= Rows =

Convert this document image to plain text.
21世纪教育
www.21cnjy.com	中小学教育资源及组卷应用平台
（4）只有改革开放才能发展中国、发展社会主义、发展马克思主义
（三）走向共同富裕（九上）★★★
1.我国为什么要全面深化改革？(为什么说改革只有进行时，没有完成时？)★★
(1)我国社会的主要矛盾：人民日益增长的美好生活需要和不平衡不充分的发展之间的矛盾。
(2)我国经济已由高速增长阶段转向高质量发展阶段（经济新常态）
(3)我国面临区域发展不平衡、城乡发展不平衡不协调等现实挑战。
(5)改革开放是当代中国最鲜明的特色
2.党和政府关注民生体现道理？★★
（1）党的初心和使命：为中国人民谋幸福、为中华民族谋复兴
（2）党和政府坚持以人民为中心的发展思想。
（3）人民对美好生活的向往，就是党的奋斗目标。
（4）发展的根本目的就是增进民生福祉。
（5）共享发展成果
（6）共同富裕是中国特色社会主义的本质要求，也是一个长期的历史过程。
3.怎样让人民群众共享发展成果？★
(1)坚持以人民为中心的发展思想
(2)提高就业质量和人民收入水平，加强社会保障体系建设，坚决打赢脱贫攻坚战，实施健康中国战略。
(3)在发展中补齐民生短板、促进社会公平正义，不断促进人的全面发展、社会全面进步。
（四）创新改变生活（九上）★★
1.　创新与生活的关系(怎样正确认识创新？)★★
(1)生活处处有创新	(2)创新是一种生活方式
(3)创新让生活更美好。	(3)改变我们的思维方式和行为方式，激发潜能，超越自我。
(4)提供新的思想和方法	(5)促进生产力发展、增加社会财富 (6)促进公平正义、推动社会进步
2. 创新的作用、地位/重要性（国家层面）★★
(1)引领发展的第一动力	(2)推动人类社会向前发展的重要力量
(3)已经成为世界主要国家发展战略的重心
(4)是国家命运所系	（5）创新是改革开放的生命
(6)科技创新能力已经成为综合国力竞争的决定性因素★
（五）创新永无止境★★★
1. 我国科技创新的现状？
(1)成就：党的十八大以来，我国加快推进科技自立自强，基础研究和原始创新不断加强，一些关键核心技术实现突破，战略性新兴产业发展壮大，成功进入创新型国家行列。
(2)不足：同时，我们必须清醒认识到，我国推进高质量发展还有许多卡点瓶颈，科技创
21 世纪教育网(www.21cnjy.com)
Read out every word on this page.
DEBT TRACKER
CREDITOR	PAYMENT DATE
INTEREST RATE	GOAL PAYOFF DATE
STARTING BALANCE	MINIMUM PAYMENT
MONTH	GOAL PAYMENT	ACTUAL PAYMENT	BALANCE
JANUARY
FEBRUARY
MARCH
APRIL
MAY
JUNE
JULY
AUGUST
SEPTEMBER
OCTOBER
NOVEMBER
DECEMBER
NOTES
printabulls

= Short exercise =
Reproduce each line from the records that contains the word "BALANCE".

= Solution =
STARTING BALANCE	MINIMUM PAYMENT
MONTH	GOAL PAYMENT	ACTUAL PAYMENT	BALANCE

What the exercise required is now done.